* start DATA FOR THIS TASK *

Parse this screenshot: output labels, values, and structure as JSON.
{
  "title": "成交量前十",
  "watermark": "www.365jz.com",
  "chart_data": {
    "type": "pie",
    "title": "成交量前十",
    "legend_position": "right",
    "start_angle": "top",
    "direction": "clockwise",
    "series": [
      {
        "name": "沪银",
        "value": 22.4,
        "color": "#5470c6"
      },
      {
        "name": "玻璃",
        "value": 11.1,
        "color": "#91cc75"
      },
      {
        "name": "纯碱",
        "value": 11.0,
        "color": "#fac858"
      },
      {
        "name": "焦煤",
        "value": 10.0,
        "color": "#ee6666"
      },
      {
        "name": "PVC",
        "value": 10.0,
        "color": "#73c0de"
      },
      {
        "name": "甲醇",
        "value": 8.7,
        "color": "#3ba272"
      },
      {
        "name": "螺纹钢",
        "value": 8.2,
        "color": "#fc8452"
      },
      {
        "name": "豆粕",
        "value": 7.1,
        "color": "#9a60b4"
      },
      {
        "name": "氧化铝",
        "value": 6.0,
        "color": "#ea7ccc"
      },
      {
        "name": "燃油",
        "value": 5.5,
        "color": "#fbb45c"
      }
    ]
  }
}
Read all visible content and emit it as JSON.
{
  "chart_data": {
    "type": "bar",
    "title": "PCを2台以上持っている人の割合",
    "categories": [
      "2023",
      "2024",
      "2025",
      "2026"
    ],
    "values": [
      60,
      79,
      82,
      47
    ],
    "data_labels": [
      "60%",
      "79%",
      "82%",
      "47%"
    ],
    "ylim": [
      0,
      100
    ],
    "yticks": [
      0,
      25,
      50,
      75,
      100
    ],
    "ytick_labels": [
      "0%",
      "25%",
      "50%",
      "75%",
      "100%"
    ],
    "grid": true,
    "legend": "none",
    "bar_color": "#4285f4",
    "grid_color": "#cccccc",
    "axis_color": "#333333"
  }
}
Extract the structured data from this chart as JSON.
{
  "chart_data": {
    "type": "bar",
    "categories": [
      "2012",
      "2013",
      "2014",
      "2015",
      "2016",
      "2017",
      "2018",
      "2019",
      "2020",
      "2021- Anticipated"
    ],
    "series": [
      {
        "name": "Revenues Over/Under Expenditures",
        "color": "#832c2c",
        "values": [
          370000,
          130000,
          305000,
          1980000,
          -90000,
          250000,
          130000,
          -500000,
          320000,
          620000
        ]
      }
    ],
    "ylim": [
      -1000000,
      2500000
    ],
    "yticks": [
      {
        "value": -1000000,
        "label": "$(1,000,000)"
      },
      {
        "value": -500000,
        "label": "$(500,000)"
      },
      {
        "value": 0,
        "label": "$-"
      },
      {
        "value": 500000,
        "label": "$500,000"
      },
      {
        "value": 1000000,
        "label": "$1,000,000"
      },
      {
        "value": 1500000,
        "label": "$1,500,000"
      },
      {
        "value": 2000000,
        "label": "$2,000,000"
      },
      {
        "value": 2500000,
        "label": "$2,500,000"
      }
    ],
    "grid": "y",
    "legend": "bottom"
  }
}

* end DATA FOR THIS TASK *

> CHALLENGE
Only the number is wanted: how many lines in the data include the string "title"?

> TASK ANSWER
3